### Instructions to follow
Search the listing below for the string "your" and show each line that contains it.

### Given entries
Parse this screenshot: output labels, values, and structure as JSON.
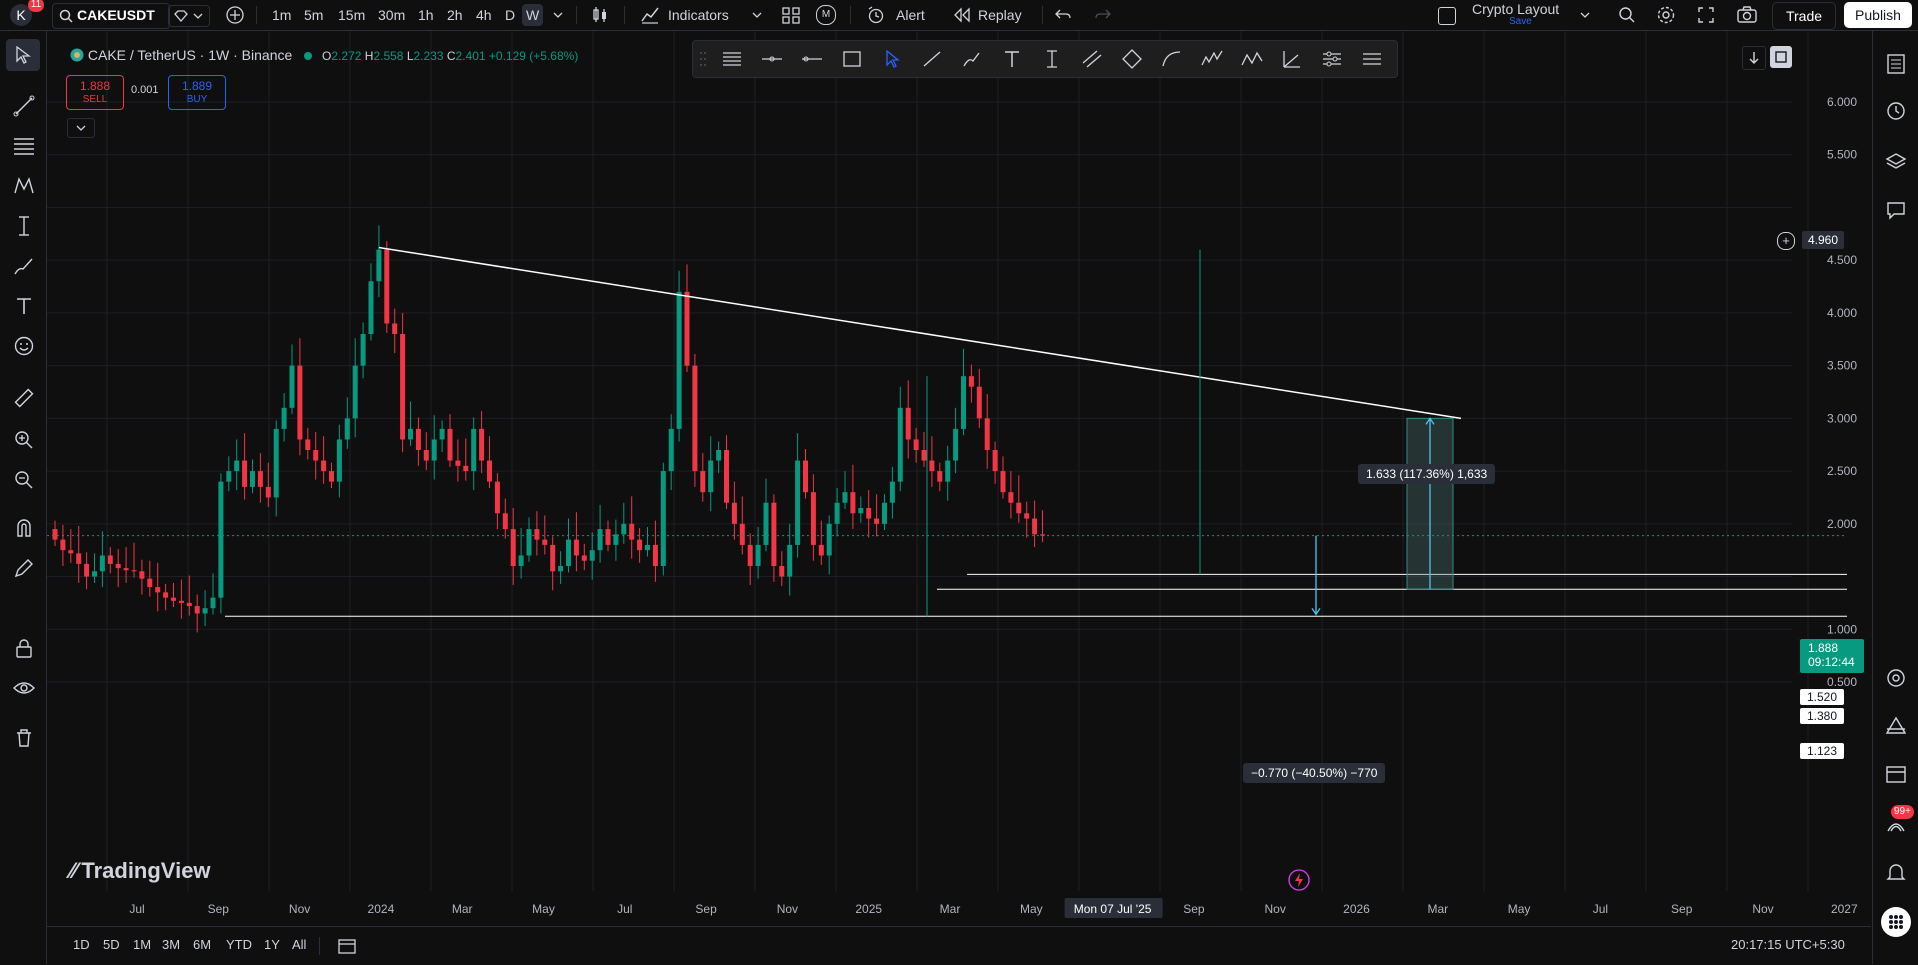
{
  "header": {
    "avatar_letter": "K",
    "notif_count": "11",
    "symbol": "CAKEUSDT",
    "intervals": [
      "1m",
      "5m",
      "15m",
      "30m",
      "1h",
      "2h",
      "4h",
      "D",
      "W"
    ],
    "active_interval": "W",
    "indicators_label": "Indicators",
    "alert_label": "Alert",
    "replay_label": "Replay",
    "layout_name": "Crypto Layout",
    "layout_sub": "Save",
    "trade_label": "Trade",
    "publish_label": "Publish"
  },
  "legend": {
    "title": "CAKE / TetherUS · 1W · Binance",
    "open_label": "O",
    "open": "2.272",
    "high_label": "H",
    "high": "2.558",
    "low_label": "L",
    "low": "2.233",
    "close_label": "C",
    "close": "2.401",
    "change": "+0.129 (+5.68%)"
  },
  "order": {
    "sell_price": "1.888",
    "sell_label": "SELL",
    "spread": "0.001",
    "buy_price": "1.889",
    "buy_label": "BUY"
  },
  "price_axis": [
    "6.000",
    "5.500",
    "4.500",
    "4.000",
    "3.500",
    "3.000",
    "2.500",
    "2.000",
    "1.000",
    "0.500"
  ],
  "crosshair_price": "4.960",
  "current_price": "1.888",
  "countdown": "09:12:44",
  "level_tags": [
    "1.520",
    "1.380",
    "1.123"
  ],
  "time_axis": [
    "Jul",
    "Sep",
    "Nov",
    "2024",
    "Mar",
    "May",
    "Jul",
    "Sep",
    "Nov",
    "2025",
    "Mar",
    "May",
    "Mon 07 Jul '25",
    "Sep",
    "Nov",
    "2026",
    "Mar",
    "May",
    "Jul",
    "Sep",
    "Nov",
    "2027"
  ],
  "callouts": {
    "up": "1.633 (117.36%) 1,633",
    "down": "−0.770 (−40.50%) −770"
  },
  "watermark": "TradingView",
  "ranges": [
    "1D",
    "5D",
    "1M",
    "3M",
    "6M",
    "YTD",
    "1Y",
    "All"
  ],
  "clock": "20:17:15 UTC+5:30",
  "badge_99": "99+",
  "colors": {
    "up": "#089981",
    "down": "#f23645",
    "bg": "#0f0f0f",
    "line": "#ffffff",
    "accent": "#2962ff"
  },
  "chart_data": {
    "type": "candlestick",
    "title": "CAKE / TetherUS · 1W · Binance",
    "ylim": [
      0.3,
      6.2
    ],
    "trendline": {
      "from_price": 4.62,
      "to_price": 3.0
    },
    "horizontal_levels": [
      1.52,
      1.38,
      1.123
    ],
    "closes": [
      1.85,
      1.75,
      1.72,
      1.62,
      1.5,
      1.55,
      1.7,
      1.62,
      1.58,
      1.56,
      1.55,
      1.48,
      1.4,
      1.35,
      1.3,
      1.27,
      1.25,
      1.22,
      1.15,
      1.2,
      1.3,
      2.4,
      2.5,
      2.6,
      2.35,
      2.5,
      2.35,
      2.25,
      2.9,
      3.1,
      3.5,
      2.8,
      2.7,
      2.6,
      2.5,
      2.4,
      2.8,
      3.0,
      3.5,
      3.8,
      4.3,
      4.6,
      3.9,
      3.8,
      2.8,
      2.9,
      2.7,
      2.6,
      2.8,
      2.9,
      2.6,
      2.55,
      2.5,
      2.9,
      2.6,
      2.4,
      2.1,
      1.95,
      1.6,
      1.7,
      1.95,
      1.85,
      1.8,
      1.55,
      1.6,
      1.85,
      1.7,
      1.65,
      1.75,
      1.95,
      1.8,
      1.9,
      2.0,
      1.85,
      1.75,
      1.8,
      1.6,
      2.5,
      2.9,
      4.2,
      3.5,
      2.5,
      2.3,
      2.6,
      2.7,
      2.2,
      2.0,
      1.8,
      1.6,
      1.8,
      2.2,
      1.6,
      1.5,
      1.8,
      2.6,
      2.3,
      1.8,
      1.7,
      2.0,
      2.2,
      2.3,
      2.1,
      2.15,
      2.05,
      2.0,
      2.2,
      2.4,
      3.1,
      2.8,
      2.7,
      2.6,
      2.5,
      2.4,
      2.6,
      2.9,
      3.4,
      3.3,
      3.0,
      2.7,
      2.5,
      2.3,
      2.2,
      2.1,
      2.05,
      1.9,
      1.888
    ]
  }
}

==

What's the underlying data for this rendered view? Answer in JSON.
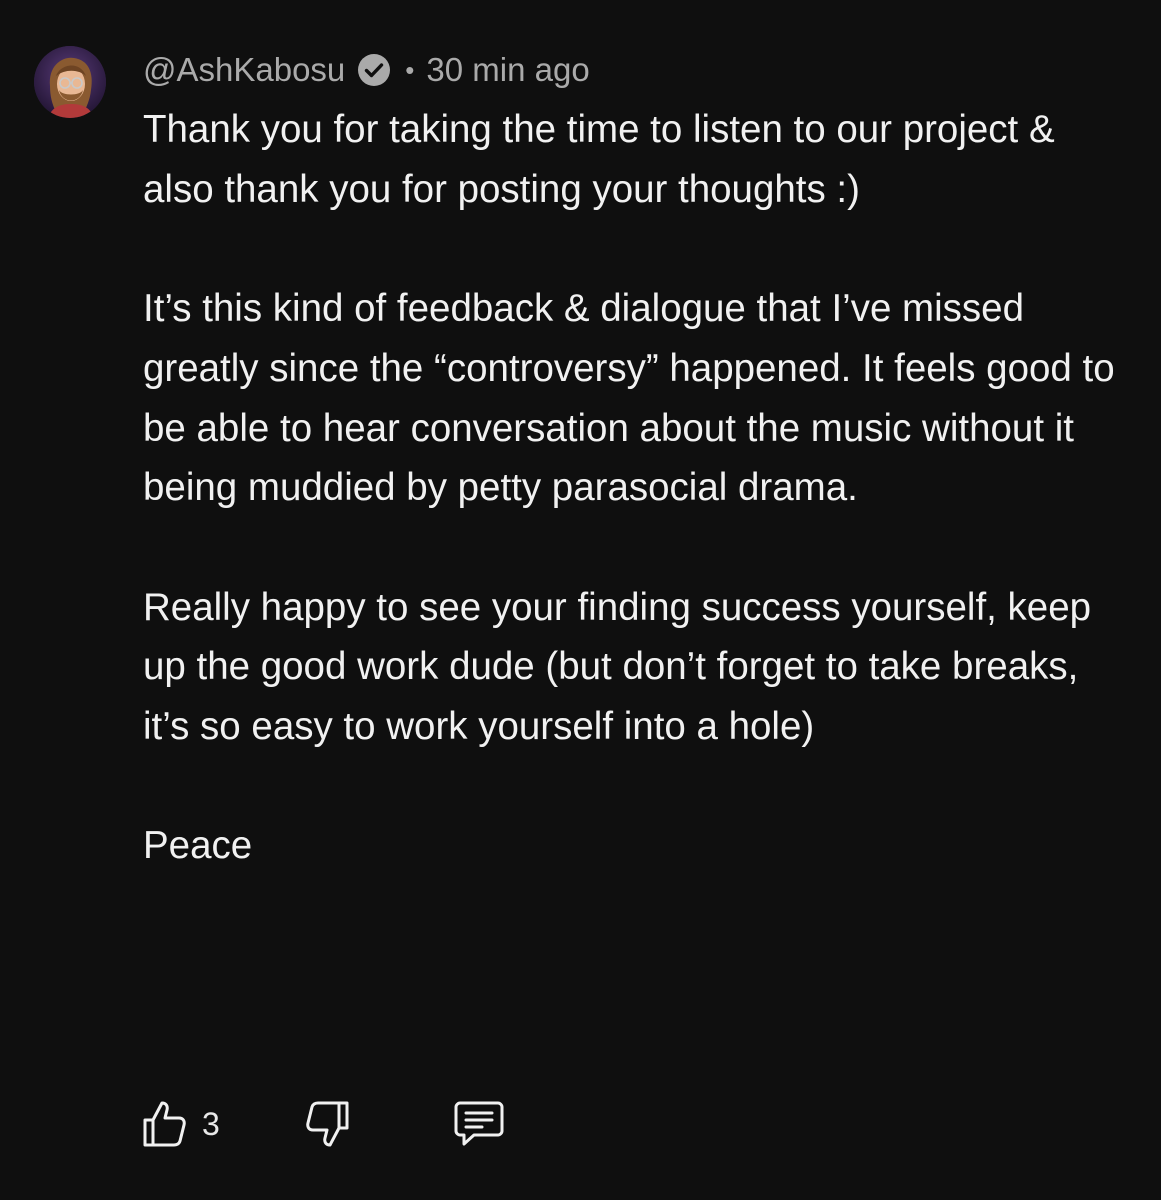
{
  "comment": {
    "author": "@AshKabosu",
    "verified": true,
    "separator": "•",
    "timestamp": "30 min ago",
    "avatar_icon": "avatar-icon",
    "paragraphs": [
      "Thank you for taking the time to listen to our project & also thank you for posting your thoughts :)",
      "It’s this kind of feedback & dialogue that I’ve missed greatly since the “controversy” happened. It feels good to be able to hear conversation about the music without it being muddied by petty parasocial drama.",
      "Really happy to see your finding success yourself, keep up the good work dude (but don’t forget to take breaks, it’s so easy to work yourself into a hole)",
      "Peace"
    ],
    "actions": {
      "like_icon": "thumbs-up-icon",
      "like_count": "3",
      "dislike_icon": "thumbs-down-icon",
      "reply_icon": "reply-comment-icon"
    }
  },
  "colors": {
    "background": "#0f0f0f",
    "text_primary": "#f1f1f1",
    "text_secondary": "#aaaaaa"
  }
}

### Answer to this exercise
      "Thank you for taking the time to listen to our project & also thank you for posting your thoughts :)",
      "Really happy to see your finding success yourself, keep up the good work dude (but don’t forget to take breaks, it’s so easy to work yourself into a hole)",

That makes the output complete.